**WHAT YOU WILL DO**.
Write out all the material exactly. Leave nothing out.

**GIVEN DATA**.
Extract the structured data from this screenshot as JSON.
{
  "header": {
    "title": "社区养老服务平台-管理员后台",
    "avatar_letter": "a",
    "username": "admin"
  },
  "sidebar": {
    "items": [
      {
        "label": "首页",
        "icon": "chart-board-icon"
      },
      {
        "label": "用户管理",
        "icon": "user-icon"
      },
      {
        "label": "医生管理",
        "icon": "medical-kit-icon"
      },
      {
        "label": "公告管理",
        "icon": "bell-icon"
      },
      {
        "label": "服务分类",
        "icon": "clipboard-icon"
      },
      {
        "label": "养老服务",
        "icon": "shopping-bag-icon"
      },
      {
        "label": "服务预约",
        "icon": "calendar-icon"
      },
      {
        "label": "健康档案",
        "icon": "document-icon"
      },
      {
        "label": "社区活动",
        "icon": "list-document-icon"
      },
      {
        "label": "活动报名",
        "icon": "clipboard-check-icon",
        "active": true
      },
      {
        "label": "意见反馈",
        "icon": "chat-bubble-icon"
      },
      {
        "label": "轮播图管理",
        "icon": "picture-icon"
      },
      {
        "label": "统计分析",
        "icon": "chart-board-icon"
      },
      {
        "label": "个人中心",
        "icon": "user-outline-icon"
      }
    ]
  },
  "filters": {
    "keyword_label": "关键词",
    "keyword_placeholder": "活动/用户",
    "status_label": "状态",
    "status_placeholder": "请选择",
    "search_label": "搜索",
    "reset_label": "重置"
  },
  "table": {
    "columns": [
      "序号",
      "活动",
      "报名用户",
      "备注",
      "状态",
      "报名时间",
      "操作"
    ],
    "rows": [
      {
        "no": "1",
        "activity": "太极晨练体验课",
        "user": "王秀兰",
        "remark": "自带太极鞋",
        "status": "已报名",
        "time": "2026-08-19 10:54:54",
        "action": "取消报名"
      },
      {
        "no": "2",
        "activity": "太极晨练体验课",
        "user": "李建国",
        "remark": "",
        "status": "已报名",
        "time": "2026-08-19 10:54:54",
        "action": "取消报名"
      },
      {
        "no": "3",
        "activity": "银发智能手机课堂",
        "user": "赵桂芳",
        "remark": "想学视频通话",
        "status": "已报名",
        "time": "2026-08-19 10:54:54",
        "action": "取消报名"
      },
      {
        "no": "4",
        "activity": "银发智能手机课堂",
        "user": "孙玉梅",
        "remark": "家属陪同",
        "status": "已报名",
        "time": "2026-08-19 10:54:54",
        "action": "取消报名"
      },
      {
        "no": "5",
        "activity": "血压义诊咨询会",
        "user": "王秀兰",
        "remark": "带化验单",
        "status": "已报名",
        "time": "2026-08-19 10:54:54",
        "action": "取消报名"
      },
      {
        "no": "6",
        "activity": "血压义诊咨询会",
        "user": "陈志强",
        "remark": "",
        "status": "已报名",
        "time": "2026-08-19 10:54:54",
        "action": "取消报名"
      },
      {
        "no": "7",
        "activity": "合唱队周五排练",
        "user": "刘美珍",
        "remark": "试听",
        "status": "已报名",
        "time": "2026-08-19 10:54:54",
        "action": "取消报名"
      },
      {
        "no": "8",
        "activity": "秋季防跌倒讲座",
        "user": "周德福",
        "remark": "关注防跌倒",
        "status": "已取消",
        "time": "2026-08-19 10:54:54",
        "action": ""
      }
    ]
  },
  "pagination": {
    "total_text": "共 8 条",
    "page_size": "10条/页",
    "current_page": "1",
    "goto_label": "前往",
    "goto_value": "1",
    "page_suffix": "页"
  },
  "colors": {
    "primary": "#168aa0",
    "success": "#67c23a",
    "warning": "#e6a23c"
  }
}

**RESULT OF THE EXERCISE**.
Extract the structured data from this screenshot as JSON.
{
  "header": {
    "title": "社区养老服务平台-管理员后台",
    "avatar_letter": "a",
    "username": "admin"
  },
  "sidebar": {
    "items": [
      {
        "label": "首页",
        "icon": "chart-board-icon"
      },
      {
        "label": "用户管理",
        "icon": "user-icon"
      },
      {
        "label": "医生管理",
        "icon": "medical-kit-icon"
      },
      {
        "label": "公告管理",
        "icon": "bell-icon"
      },
      {
        "label": "服务分类",
        "icon": "clipboard-icon"
      },
      {
        "label": "养老服务",
        "icon": "shopping-bag-icon"
      },
      {
        "label": "服务预约",
        "icon": "calendar-icon"
      },
      {
        "label": "健康档案",
        "icon": "document-icon"
      },
      {
        "label": "社区活动",
        "icon": "list-document-icon"
      },
      {
        "label": "活动报名",
        "icon": "clipboard-check-icon",
        "active": true
      },
      {
        "label": "意见反馈",
        "icon": "chat-bubble-icon"
      },
      {
        "label": "轮播图管理",
        "icon": "picture-icon"
      },
      {
        "label": "统计分析",
        "icon": "chart-board-icon"
      },
      {
        "label": "个人中心",
        "icon": "user-outline-icon"
      }
    ]
  },
  "filters": {
    "keyword_label": "关键词",
    "keyword_placeholder": "活动/用户",
    "status_label": "状态",
    "status_placeholder": "请选择",
    "search_label": "搜索",
    "reset_label": "重置"
  },
  "table": {
    "columns": [
      "序号",
      "活动",
      "报名用户",
      "备注",
      "状态",
      "报名时间",
      "操作"
    ],
    "rows": [
      {
        "no": "1",
        "activity": "太极晨练体验课",
        "user": "王秀兰",
        "remark": "自带太极鞋",
        "status": "已报名",
        "time": "2026-08-19 10:54:54",
        "action": "取消报名"
      },
      {
        "no": "2",
        "activity": "太极晨练体验课",
        "user": "李建国",
        "remark": "",
        "status": "已报名",
        "time": "2026-08-19 10:54:54",
        "action": "取消报名"
      },
      {
        "no": "3",
        "activity": "银发智能手机课堂",
        "user": "赵桂芳",
        "remark": "想学视频通话",
        "status": "已报名",
        "time": "2026-08-19 10:54:54",
        "action": "取消报名"
      },
      {
        "no": "4",
        "activity": "银发智能手机课堂",
        "user": "孙玉梅",
        "remark": "家属陪同",
        "status": "已报名",
        "time": "2026-08-19 10:54:54",
        "action": "取消报名"
      },
      {
        "no": "5",
        "activity": "血压义诊咨询会",
        "user": "王秀兰",
        "remark": "带化验单",
        "status": "已报名",
        "time": "2026-08-19 10:54:54",
        "action": "取消报名"
      },
      {
        "no": "6",
        "activity": "血压义诊咨询会",
        "user": "陈志强",
        "remark": "",
        "status": "已报名",
        "time": "2026-08-19 10:54:54",
        "action": "取消报名"
      },
      {
        "no": "7",
        "activity": "合唱队周五排练",
        "user": "刘美珍",
        "remark": "试听",
        "status": "已报名",
        "time": "2026-08-19 10:54:54",
        "action": "取消报名"
      },
      {
        "no": "8",
        "activity": "秋季防跌倒讲座",
        "user": "周德福",
        "remark": "关注防跌倒",
        "status": "已取消",
        "time": "2026-08-19 10:54:54",
        "action": ""
      }
    ]
  },
  "pagination": {
    "total_text": "共 8 条",
    "page_size": "10条/页",
    "current_page": "1",
    "goto_label": "前往",
    "goto_value": "1",
    "page_suffix": "页"
  },
  "colors": {
    "primary": "#168aa0",
    "success": "#67c23a",
    "warning": "#e6a23c"
  }
}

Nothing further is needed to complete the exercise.